## begin RECORDS FOR THE EXERCISE

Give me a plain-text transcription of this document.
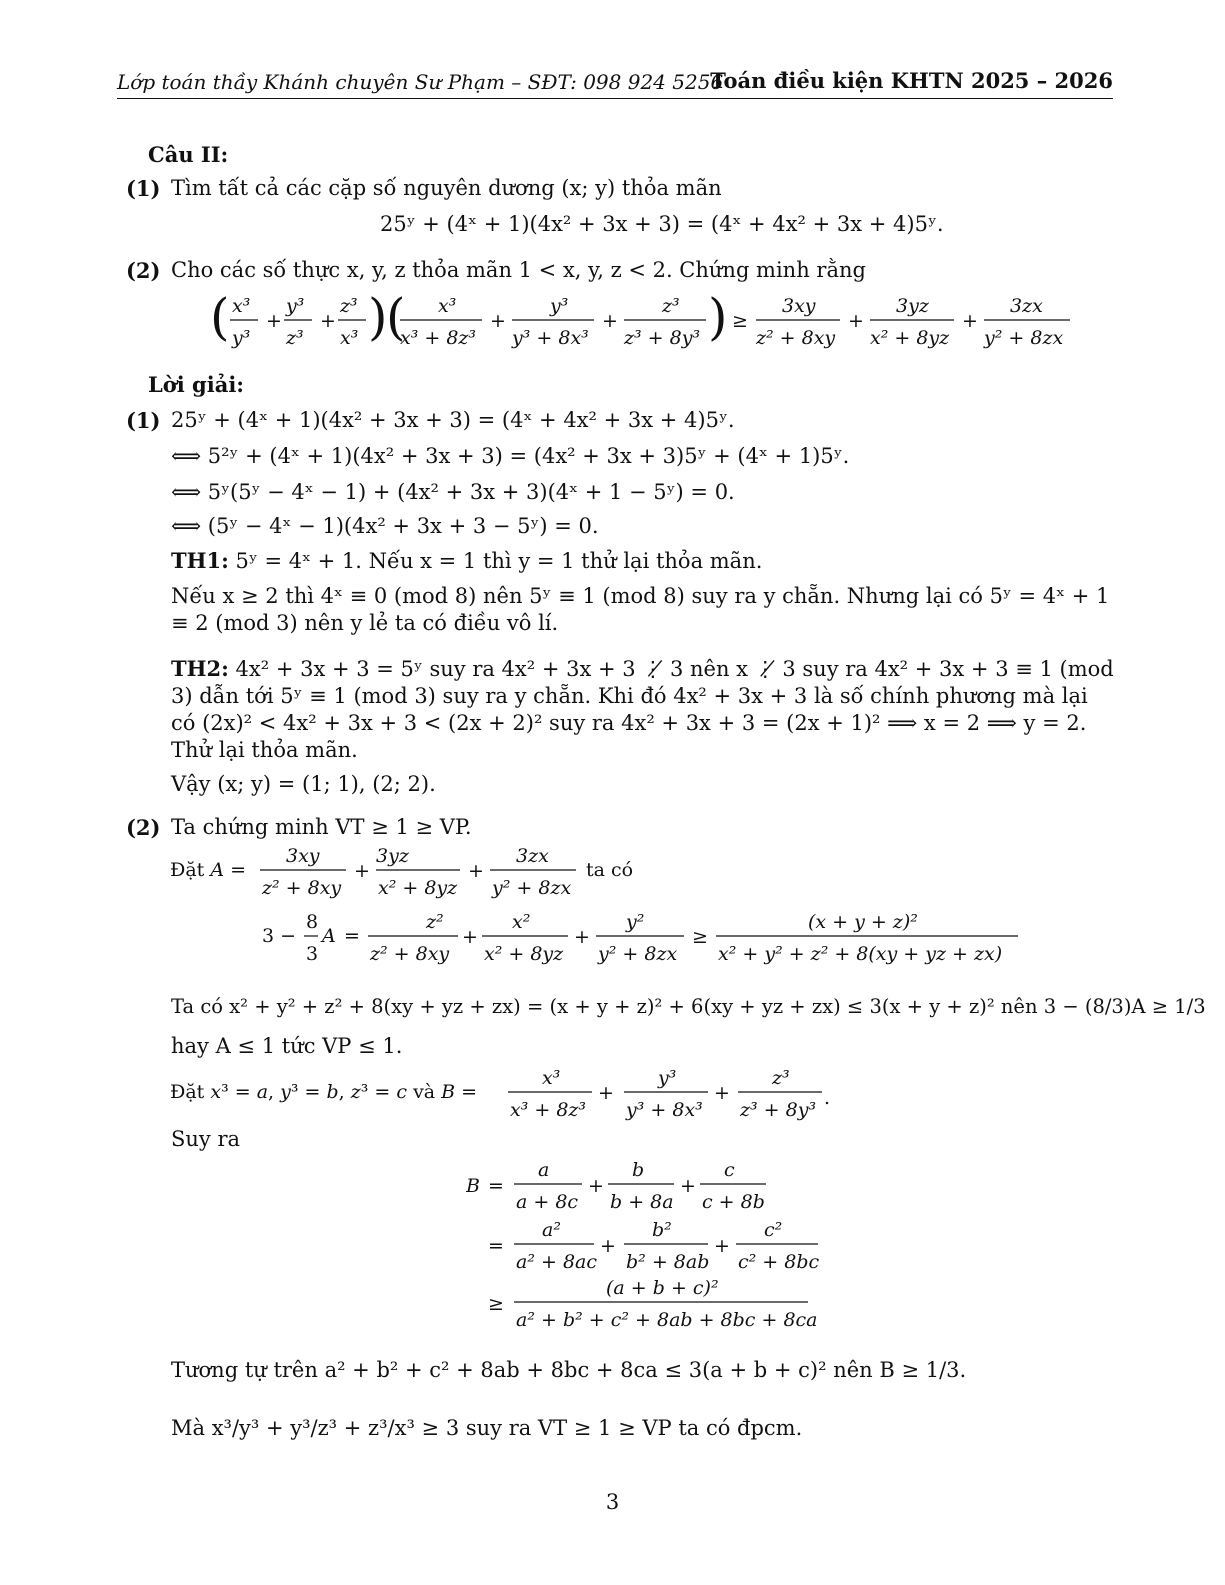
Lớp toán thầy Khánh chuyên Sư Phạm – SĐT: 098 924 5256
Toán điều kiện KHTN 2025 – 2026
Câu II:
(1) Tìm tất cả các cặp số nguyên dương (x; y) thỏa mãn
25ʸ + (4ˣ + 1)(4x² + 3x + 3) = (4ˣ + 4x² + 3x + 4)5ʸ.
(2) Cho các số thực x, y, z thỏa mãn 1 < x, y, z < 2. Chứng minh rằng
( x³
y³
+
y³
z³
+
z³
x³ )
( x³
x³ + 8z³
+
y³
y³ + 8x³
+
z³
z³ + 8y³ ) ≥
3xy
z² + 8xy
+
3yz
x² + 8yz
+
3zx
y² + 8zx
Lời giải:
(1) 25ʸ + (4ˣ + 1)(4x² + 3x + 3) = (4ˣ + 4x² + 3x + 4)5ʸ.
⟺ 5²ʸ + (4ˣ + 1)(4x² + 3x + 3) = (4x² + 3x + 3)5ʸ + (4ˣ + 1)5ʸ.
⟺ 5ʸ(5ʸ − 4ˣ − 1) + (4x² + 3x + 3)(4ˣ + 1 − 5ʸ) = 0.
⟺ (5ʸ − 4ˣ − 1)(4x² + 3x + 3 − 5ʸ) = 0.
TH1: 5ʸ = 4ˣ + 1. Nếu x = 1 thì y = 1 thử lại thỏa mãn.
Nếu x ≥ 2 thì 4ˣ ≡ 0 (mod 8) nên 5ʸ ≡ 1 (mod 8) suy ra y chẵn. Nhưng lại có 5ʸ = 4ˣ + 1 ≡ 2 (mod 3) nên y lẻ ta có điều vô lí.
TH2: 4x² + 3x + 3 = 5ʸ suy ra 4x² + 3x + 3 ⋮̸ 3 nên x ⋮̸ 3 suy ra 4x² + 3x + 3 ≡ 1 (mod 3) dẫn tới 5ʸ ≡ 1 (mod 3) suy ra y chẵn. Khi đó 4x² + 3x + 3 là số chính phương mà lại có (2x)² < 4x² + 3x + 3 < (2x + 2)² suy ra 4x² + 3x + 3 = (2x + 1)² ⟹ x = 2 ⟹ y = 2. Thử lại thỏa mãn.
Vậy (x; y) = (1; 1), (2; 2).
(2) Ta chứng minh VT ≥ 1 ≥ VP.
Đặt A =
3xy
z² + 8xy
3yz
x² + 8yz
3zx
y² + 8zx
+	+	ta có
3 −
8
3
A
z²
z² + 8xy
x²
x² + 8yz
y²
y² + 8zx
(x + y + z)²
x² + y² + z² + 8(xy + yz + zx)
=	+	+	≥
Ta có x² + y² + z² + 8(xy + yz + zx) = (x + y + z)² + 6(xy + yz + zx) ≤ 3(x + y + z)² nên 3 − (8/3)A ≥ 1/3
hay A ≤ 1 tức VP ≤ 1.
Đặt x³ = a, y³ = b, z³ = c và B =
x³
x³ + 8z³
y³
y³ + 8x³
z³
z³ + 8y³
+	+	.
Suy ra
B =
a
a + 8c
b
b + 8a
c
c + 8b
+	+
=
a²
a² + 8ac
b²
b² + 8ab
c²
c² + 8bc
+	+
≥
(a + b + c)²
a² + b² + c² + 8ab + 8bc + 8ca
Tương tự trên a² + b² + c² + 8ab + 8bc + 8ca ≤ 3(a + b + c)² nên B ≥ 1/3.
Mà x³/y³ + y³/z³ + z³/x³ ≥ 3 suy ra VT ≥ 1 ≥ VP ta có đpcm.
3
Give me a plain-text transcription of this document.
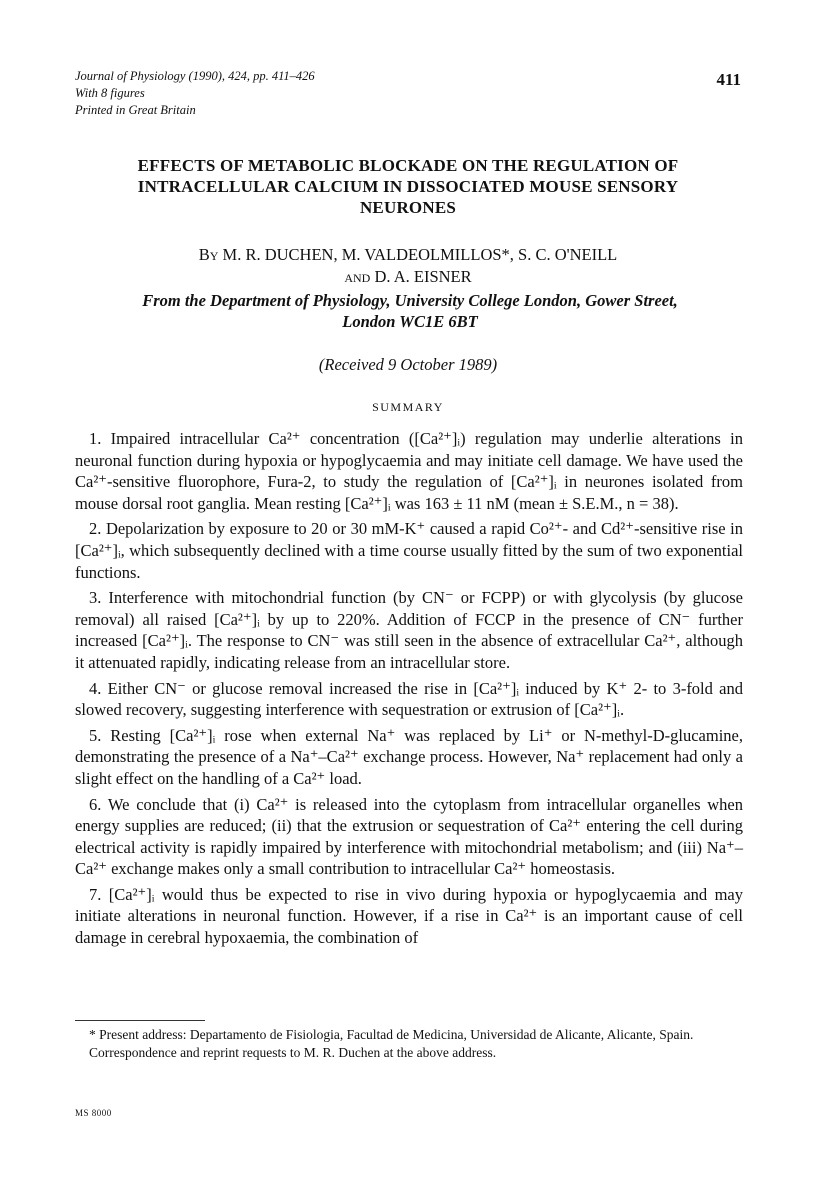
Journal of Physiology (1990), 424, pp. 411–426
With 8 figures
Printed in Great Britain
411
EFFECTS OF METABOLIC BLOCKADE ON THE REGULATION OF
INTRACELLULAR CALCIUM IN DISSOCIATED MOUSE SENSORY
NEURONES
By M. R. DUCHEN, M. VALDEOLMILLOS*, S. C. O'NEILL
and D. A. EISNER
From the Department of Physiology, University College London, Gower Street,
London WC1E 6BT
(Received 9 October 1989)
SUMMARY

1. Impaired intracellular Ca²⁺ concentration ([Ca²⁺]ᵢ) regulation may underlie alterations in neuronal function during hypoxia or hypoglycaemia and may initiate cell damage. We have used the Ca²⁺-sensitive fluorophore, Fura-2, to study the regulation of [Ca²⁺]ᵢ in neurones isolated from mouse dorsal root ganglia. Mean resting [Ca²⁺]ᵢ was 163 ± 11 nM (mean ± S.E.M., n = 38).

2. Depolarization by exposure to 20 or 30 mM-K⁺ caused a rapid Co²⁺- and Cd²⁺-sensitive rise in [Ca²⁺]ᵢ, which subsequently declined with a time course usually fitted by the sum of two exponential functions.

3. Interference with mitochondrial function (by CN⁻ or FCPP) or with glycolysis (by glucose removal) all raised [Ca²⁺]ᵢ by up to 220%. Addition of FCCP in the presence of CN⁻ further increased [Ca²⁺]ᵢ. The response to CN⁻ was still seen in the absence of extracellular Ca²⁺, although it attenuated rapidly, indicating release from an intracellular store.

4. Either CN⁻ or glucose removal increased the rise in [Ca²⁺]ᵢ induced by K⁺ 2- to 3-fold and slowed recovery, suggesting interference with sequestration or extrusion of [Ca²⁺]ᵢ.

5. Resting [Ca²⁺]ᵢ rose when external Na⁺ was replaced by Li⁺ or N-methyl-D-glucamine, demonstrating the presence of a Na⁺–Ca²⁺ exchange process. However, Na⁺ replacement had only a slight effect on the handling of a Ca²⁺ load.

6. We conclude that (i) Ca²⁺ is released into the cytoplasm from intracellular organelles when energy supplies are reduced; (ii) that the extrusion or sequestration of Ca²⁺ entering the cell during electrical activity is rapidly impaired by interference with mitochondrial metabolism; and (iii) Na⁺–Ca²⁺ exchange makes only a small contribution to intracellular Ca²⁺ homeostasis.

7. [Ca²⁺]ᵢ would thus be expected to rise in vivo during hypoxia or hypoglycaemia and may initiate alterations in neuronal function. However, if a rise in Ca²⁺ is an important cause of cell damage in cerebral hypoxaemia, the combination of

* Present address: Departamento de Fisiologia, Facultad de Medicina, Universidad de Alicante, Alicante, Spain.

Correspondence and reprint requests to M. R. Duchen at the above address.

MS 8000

## end RECORDS FOR THE EXERCISE

Quote the material in full and exactly; do not carry over its pictures.

-- EXERCISE ANSWER --
Give me a plain-text transcription of this document.
Lớp toán thầy Khánh chuyên Sư Phạm – SĐT: 098 924 5256
Toán điều kiện KHTN 2025 – 2026
Câu II:
(1) Tìm tất cả các cặp số nguyên dương (x; y) thỏa mãn
25ʸ + (4ˣ + 1)(4x² + 3x + 3) = (4ˣ + 4x² + 3x + 4)5ʸ.
(2) Cho các số thực x, y, z thỏa mãn 1 < x, y, z < 2. Chứng minh rằng
( x³
y³
+
y³
z³
+
z³
x³ )
( x³
x³ + 8z³
+
y³
y³ + 8x³
+
z³
z³ + 8y³ ) ≥
3xy
z² + 8xy
+
3yz
x² + 8yz
+
3zx
y² + 8zx
Lời giải:
(1) 25ʸ + (4ˣ + 1)(4x² + 3x + 3) = (4ˣ + 4x² + 3x + 4)5ʸ.
⟺ 5²ʸ + (4ˣ + 1)(4x² + 3x + 3) = (4x² + 3x + 3)5ʸ + (4ˣ + 1)5ʸ.
⟺ 5ʸ(5ʸ − 4ˣ − 1) + (4x² + 3x + 3)(4ˣ + 1 − 5ʸ) = 0.
⟺ (5ʸ − 4ˣ − 1)(4x² + 3x + 3 − 5ʸ) = 0.
TH1: 5ʸ = 4ˣ + 1. Nếu x = 1 thì y = 1 thử lại thỏa mãn.
Nếu x ≥ 2 thì 4ˣ ≡ 0 (mod 8) nên 5ʸ ≡ 1 (mod 8) suy ra y chẵn. Nhưng lại có 5ʸ = 4ˣ + 1 ≡ 2 (mod 3) nên y lẻ ta có điều vô lí.
TH2: 4x² + 3x + 3 = 5ʸ suy ra 4x² + 3x + 3 ⋮̸ 3 nên x ⋮̸ 3 suy ra 4x² + 3x + 3 ≡ 1 (mod 3) dẫn tới 5ʸ ≡ 1 (mod 3) suy ra y chẵn. Khi đó 4x² + 3x + 3 là số chính phương mà lại có (2x)² < 4x² + 3x + 3 < (2x + 2)² suy ra 4x² + 3x + 3 = (2x + 1)² ⟹ x = 2 ⟹ y = 2. Thử lại thỏa mãn.
Vậy (x; y) = (1; 1), (2; 2).
(2) Ta chứng minh VT ≥ 1 ≥ VP.
Đặt A =
3xy
z² + 8xy
3yz
x² + 8yz
3zx
y² + 8zx
+	+	ta có
3 −
8
3
A
z²
z² + 8xy
x²
x² + 8yz
y²
y² + 8zx
(x + y + z)²
x² + y² + z² + 8(xy + yz + zx)
=	+	+	≥
Ta có x² + y² + z² + 8(xy + yz + zx) = (x + y + z)² + 6(xy + yz + zx) ≤ 3(x + y + z)² nên 3 − (8/3)A ≥ 1/3
hay A ≤ 1 tức VP ≤ 1.
Đặt x³ = a, y³ = b, z³ = c và B =
x³
x³ + 8z³
y³
y³ + 8x³
z³
z³ + 8y³
+	+	.
Suy ra
B =
a
a + 8c
b
b + 8a
c
c + 8b
+	+
=
a²
a² + 8ac
b²
b² + 8ab
c²
c² + 8bc
+	+
≥
(a + b + c)²
a² + b² + c² + 8ab + 8bc + 8ca
Tương tự trên a² + b² + c² + 8ab + 8bc + 8ca ≤ 3(a + b + c)² nên B ≥ 1/3.
Mà x³/y³ + y³/z³ + z³/x³ ≥ 3 suy ra VT ≥ 1 ≥ VP ta có đpcm.
3
Give me a plain-text transcription of this document.
Journal of Physiology (1990), 424, pp. 411–426
With 8 figures
Printed in Great Britain
411
EFFECTS OF METABOLIC BLOCKADE ON THE REGULATION OF
INTRACELLULAR CALCIUM IN DISSOCIATED MOUSE SENSORY
NEURONES
By M. R. DUCHEN, M. VALDEOLMILLOS*, S. C. O'NEILL
and D. A. EISNER
From the Department of Physiology, University College London, Gower Street,
London WC1E 6BT
(Received 9 October 1989)
SUMMARY

1. Impaired intracellular Ca²⁺ concentration ([Ca²⁺]ᵢ) regulation may underlie alterations in neuronal function during hypoxia or hypoglycaemia and may initiate cell damage. We have used the Ca²⁺-sensitive fluorophore, Fura-2, to study the regulation of [Ca²⁺]ᵢ in neurones isolated from mouse dorsal root ganglia. Mean resting [Ca²⁺]ᵢ was 163 ± 11 nM (mean ± S.E.M., n = 38).

2. Depolarization by exposure to 20 or 30 mM-K⁺ caused a rapid Co²⁺- and Cd²⁺-sensitive rise in [Ca²⁺]ᵢ, which subsequently declined with a time course usually fitted by the sum of two exponential functions.

3. Interference with mitochondrial function (by CN⁻ or FCPP) or with glycolysis (by glucose removal) all raised [Ca²⁺]ᵢ by up to 220%. Addition of FCCP in the presence of CN⁻ further increased [Ca²⁺]ᵢ. The response to CN⁻ was still seen in the absence of extracellular Ca²⁺, although it attenuated rapidly, indicating release from an intracellular store.

4. Either CN⁻ or glucose removal increased the rise in [Ca²⁺]ᵢ induced by K⁺ 2- to 3-fold and slowed recovery, suggesting interference with sequestration or extrusion of [Ca²⁺]ᵢ.

5. Resting [Ca²⁺]ᵢ rose when external Na⁺ was replaced by Li⁺ or N-methyl-D-glucamine, demonstrating the presence of a Na⁺–Ca²⁺ exchange process. However, Na⁺ replacement had only a slight effect on the handling of a Ca²⁺ load.

6. We conclude that (i) Ca²⁺ is released into the cytoplasm from intracellular organelles when energy supplies are reduced; (ii) that the extrusion or sequestration of Ca²⁺ entering the cell during electrical activity is rapidly impaired by interference with mitochondrial metabolism; and (iii) Na⁺–Ca²⁺ exchange makes only a small contribution to intracellular Ca²⁺ homeostasis.

7. [Ca²⁺]ᵢ would thus be expected to rise in vivo during hypoxia or hypoglycaemia and may initiate alterations in neuronal function. However, if a rise in Ca²⁺ is an important cause of cell damage in cerebral hypoxaemia, the combination of

* Present address: Departamento de Fisiologia, Facultad de Medicina, Universidad de Alicante, Alicante, Spain.

Correspondence and reprint requests to M. R. Duchen at the above address.

MS 8000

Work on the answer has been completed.